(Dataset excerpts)
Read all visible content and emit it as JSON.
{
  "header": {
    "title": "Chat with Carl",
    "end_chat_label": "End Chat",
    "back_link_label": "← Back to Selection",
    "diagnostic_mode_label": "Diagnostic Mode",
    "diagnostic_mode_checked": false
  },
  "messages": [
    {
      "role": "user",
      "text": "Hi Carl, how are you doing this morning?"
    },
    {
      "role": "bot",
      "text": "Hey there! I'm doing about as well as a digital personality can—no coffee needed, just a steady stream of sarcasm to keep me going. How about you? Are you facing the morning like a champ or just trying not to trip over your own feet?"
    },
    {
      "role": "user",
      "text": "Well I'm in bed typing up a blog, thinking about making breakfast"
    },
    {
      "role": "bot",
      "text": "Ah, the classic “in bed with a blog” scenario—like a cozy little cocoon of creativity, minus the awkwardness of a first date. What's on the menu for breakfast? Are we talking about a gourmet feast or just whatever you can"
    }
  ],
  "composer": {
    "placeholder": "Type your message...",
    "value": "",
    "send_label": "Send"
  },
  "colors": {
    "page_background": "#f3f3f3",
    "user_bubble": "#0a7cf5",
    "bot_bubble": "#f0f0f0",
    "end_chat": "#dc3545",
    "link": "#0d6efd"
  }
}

◆ GIVEN PROBLEM ◆
Exactly as written, please output every entry.

◆ COMPLETE OUTPUT ◆
Read all visible content and emit it as JSON.
{
  "header": {
    "title": "Chat with Carl",
    "end_chat_label": "End Chat",
    "back_link_label": "← Back to Selection",
    "diagnostic_mode_label": "Diagnostic Mode",
    "diagnostic_mode_checked": false
  },
  "messages": [
    {
      "role": "user",
      "text": "Hi Carl, how are you doing this morning?"
    },
    {
      "role": "bot",
      "text": "Hey there! I'm doing about as well as a digital personality can—no coffee needed, just a steady stream of sarcasm to keep me going. How about you? Are you facing the morning like a champ or just trying not to trip over your own feet?"
    },
    {
      "role": "user",
      "text": "Well I'm in bed typing up a blog, thinking about making breakfast"
    },
    {
      "role": "bot",
      "text": "Ah, the classic “in bed with a blog” scenario—like a cozy little cocoon of creativity, minus the awkwardness of a first date. What's on the menu for breakfast? Are we talking about a gourmet feast or just whatever you can"
    }
  ],
  "composer": {
    "placeholder": "Type your message...",
    "value": "",
    "send_label": "Send"
  },
  "colors": {
    "page_background": "#f3f3f3",
    "user_bubble": "#0a7cf5",
    "bot_bubble": "#f0f0f0",
    "end_chat": "#dc3545",
    "link": "#0d6efd"
  }
}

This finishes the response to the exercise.